___ RECORDS FOR THE TASK ___
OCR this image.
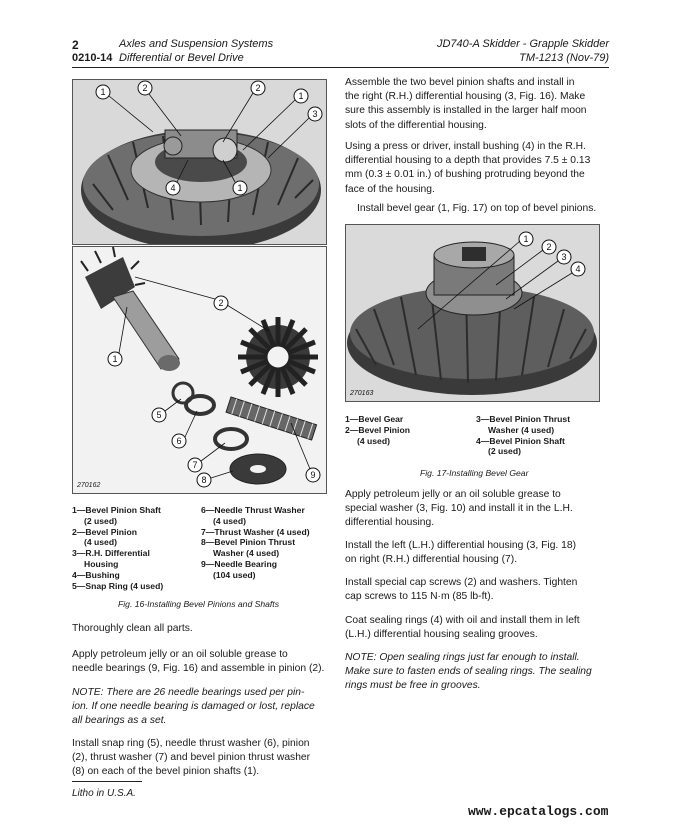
2
0210-14
Axles and Suspension Systems
Differential or Bevel Drive
JD740-A Skidder - Grapple Skidder
TM-1213 (Nov-79)
1	2	2
1
3
4	1
1
2
5
6
7
8	9
270162
1—Bevel Pinion Shaft
(2 used)
2—Bevel Pinion
(4 used)
3—R.H. Differential
Housing
4—Bushing
5—Snap Ring (4 used)
6—Needle Thrust Washer
(4 used)
7—Thrust Washer (4 used)
8—Bevel Pinion Thrust
Washer (4 used)
9—Needle Bearing
(104 used)
Fig. 16-Installing Bevel Pinions and Shafts
Thoroughly clean all parts.
Apply petroleum jelly or an oil soluble grease to
needle bearings (9, Fig. 16) and assemble in pinion (2).
NOTE: There are 26 needle bearings used per pin-
ion. If one needle bearing is damaged or lost, replace
all bearings as a set.
Install snap ring (5), needle thrust washer (6), pinion
(2), thrust washer (7) and bevel pinion thrust washer
(8) on each of the bevel pinion shafts (1).
Assemble the two bevel pinion shafts and install in
the right (R.H.) differential housing (3, Fig. 16). Make
sure this assembly is installed in the larger half moon
slots of the differential housing.
Using a press or driver, install bushing (4) in the R.H.
differential housing to a depth that provides 7.5 ± 0.13
mm (0.3 ± 0.01 in.) of bushing protruding beyond the
face of the housing.
Install bevel gear (1, Fig. 17) on top of bevel pinions.
1
2
3
4
270163
1—Bevel Gear
2—Bevel Pinion
(4 used)
3—Bevel Pinion Thrust
Washer (4 used)
4—Bevel Pinion Shaft
(2 used)
Fig. 17-Installing Bevel Gear
Apply petroleum jelly or an oil soluble grease to
special washer (3, Fig. 10) and install it in the L.H.
differential housing.
Install the left (L.H.) differential housing (3, Fig. 18)
on right (R.H.) differential housing (7).
Install special cap screws (2) and washers. Tighten
cap screws to 115 N·m (85 lb-ft).
Coat sealing rings (4) with oil and install them in left
(L.H.) differential housing sealing grooves.
NOTE: Open sealing rings just far enough to install.
Make sure to fasten ends of sealing rings. The sealing
rings must be free in grooves.
Litho in U.S.A.
www.epcatalogs.com
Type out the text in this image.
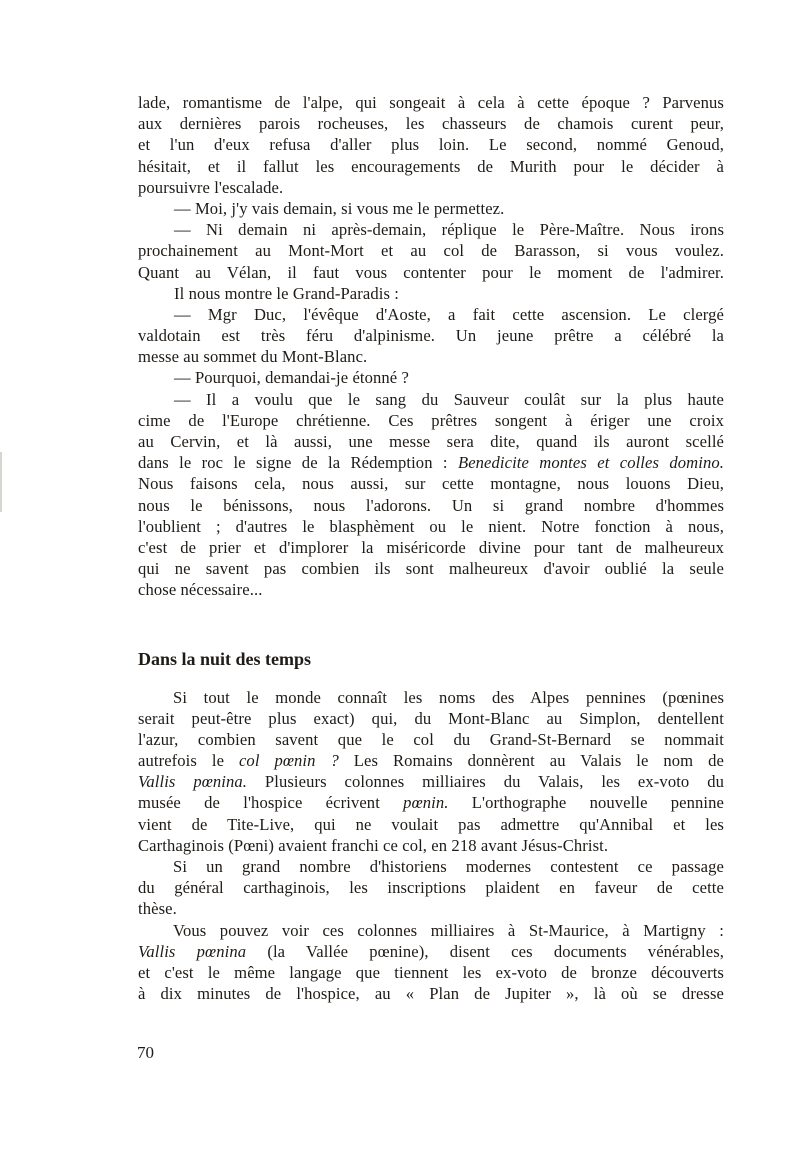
lade, romantisme de l'alpe, qui songeait à cela à cette époque ? Parvenus
aux dernières parois rocheuses, les chasseurs de chamois curent peur,
et l'un d'eux refusa d'aller plus loin. Le second, nommé Genoud,
hésitait, et il fallut les encouragements de Murith pour le décider à
poursuivre l'escalade.
— Moi, j'y vais demain, si vous me le permettez.
— Ni demain ni après-demain, réplique le Père-Maître. Nous irons
prochainement au Mont-Mort et au col de Barasson, si vous voulez.
Quant au Vélan, il faut vous contenter pour le moment de l'admirer.
Il nous montre le Grand-Paradis :
— Mgr Duc, l'évêque d'Aoste, a fait cette ascension. Le clergé
valdotain est très féru d'alpinisme. Un jeune prêtre a célébré la
messe au sommet du Mont-Blanc.
— Pourquoi, demandai-je étonné ?
— Il a voulu que le sang du Sauveur coulât sur la plus haute
cime de l'Europe chrétienne. Ces prêtres songent à ériger une croix
au Cervin, et là aussi, une messe sera dite, quand ils auront scellé
dans le roc le signe de la Rédemption : Benedicite montes et colles domino.
Nous faisons cela, nous aussi, sur cette montagne, nous louons Dieu,
nous le bénissons, nous l'adorons. Un si grand nombre d'hommes
l'oublient ; d'autres le blasphèment ou le nient. Notre fonction à nous,
c'est de prier et d'implorer la miséricorde divine pour tant de malheureux
qui ne savent pas combien ils sont malheureux d'avoir oublié la seule
chose nécessaire...
Dans la nuit des temps
Si tout le monde connaît les noms des Alpes pennines (pœnines
serait peut-être plus exact) qui, du Mont-Blanc au Simplon, dentellent
l'azur, combien savent que le col du Grand-St-Bernard se nommait
autrefois le col pœnin ? Les Romains donnèrent au Valais le nom de
Vallis pœnina. Plusieurs colonnes milliaires du Valais, les ex-voto du
musée de l'hospice écrivent pœnin. L'orthographe nouvelle pennine
vient de Tite-Live, qui ne voulait pas admettre qu'Annibal et les
Carthaginois (Pœni) avaient franchi ce col, en 218 avant Jésus-Christ.
Si un grand nombre d'historiens modernes contestent ce passage
du général carthaginois, les inscriptions plaident en faveur de cette
thèse.
Vous pouvez voir ces colonnes milliaires à St-Maurice, à Martigny :
Vallis pœnina (la Vallée pœnine), disent ces documents vénérables,
et c'est le même langage que tiennent les ex-voto de bronze découverts
à dix minutes de l'hospice, au « Plan de Jupiter », là où se dresse
70
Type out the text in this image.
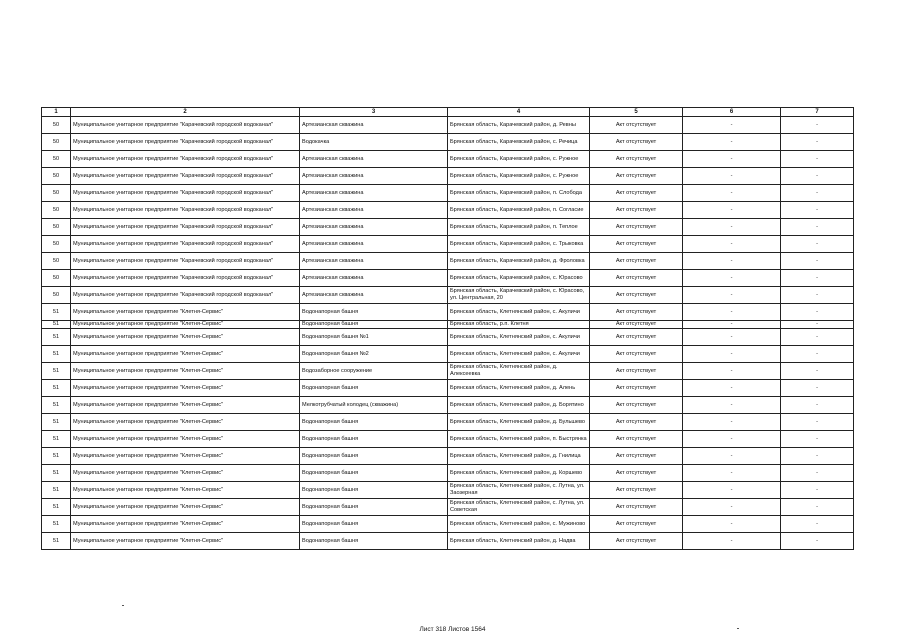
1	2	3	4	5	6	7
50	Муниципальное унитарное предприятие "Карачевский городской водоканал"	Артезианская скважина	Брянская область, Карачевский район, д. Ревны	Акт отсутствует	-	-
50	Муниципальное унитарное предприятие "Карачевский городской водоканал"	Водокачка	Брянская область, Карачевский район, с. Речица	Акт отсутствует	-	-
50	Муниципальное унитарное предприятие "Карачевский городской водоканал"	Артезианская скважина	Брянская область, Карачевский район, с. Ружное	Акт отсутствует	-	-
50	Муниципальное унитарное предприятие "Карачевский городской водоканал"	Артезианская скважина	Брянская область, Карачевский район, с. Ружное	Акт отсутствует	-	-
50	Муниципальное унитарное предприятие "Карачевский городской водоканал"	Артезианская скважина	Брянская область, Карачевский район, п. Слобода	Акт отсутствует	-	-
50	Муниципальное унитарное предприятие "Карачевский городской водоканал"	Артезианская скважина	Брянская область, Карачевский район, п. Согласие	Акт отсутствует	-	-
50	Муниципальное унитарное предприятие "Карачевский городской водоканал"	Артезианская скважина	Брянская область, Карачевский район, п. Теплое	Акт отсутствует	-	-
50	Муниципальное унитарное предприятие "Карачевский городской водоканал"	Артезианская скважина	Брянская область, Карачевский район, с. Трыковка	Акт отсутствует	-	-
50	Муниципальное унитарное предприятие "Карачевский городской водоканал"	Артезианская скважина	Брянская область, Карачевский район, д. Фроловка	Акт отсутствует	-	-
50	Муниципальное унитарное предприятие "Карачевский городской водоканал"	Артезианская скважина	Брянская область, Карачевский район, с. Юрасово	Акт отсутствует	-	-
50	Муниципальное унитарное предприятие "Карачевский городской водоканал"	Артезианская скважина	Брянская область, Карачевский район, с. Юрасово, ул. Центральная, 20	Акт отсутствует	-	-
51	Муниципальное унитарное предприятие "Клетня-Сервис"	Водонапорная башня	Брянская область, Клетнянский район, с. Акуличи	Акт отсутствует	-	-
51	Муниципальное унитарное предприятие "Клетня-Сервис"	Водонапорная башня	Брянская область, р.п. Клетня	Акт отсутствует	-	-
51	Муниципальное унитарное предприятие "Клетня-Сервис"	Водонапорная башня №1	Брянская область, Клетнянский район, с. Акуличи	Акт отсутствует	-	-
51	Муниципальное унитарное предприятие "Клетня-Сервис"	Водонапорная башня №2	Брянская область, Клетнянский район, с. Акуличи	Акт отсутствует	-	-
51	Муниципальное унитарное предприятие "Клетня-Сервис"	Водозаборное сооружение	Брянская область, Клетнянский район, д. Алексеевка	Акт отсутствует	-	-
51	Муниципальное унитарное предприятие "Клетня-Сервис"	Водонапорная башня	Брянская область, Клетнянский район, д. Алень	Акт отсутствует	-	-
51	Муниципальное унитарное предприятие "Клетня-Сервис"	Мелкотрубчатый колодец (скважина)	Брянская область, Клетнянский район, д. Борятино	Акт отсутствует	-	-
51	Муниципальное унитарное предприятие "Клетня-Сервис"	Водонапорная башня	Брянская область, Клетнянский район, д. Бульшево	Акт отсутствует	-	-
51	Муниципальное унитарное предприятие "Клетня-Сервис"	Водонапорная башня	Брянская область, Клетнянский район, п. Быстрянка	Акт отсутствует	-	-
51	Муниципальное унитарное предприятие "Клетня-Сервис"	Водонапорная башня	Брянская область, Клетнянский район, д. Гнилица	Акт отсутствует	-	-
51	Муниципальное унитарное предприятие "Клетня-Сервис"	Водонапорная башня	Брянская область, Клетнянский район, д. Коршево	Акт отсутствует	-	-
51	Муниципальное унитарное предприятие "Клетня-Сервис"	Водонапорная башня	Брянская область, Клетнянский район, с. Лутна, ул. Заозерная	Акт отсутствует	-	-
51	Муниципальное унитарное предприятие "Клетня-Сервис"	Водонапорная башня	Брянская область, Клетнянский район, с. Лутна, ул. Советская	Акт отсутствует	-	-
51	Муниципальное унитарное предприятие "Клетня-Сервис"	Водонапорная башня	Брянская область, Клетнянский район, с. Мужиново	Акт отсутствует	-	-
51	Муниципальное унитарное предприятие "Клетня-Сервис"	Водонапорная башня	Брянская область, Клетнянский район, д. Надва	Акт отсутствует	-	-
Лист 318 Листов 1564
___
[WHAT YOU SHOULD DO] Say how many lines in the records contain the string "pœnina", and say nothing else.

[REPLY TO THE TASK] 2